EXERCISE DIRECTIONS: Locate and copy all lines bearing the word "Fabrikarbeit".

─── SOURCE DATA

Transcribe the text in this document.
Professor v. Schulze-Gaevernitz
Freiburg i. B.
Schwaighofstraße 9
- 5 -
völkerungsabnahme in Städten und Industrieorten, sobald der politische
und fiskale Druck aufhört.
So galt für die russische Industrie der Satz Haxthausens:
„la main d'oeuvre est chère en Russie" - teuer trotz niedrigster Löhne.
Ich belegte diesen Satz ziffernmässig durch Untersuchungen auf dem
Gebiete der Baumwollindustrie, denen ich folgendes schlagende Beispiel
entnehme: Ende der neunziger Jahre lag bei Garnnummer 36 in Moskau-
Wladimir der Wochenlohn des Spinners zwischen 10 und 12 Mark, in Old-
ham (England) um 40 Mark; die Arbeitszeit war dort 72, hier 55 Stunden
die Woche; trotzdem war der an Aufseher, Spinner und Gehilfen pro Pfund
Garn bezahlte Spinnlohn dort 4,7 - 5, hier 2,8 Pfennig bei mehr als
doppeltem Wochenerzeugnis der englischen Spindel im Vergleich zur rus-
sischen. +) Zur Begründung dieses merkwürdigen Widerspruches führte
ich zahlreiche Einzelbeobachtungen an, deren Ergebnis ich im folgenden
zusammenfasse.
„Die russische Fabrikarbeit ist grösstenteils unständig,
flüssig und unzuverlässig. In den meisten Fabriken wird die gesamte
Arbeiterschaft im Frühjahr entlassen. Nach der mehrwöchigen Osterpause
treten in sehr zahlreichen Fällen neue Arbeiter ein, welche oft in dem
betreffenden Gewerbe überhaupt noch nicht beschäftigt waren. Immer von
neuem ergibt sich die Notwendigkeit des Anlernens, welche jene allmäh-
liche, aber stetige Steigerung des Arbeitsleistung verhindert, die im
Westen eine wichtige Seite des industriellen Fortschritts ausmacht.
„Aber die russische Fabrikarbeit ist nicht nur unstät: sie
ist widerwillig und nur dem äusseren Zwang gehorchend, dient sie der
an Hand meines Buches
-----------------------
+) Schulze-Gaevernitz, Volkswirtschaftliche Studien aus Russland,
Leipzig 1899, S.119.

──────

ANSWER:
„Die russische Fabrikarbeit ist grösstenteils unständig,
„Aber die russische Fabrikarbeit ist nicht nur unstät: sie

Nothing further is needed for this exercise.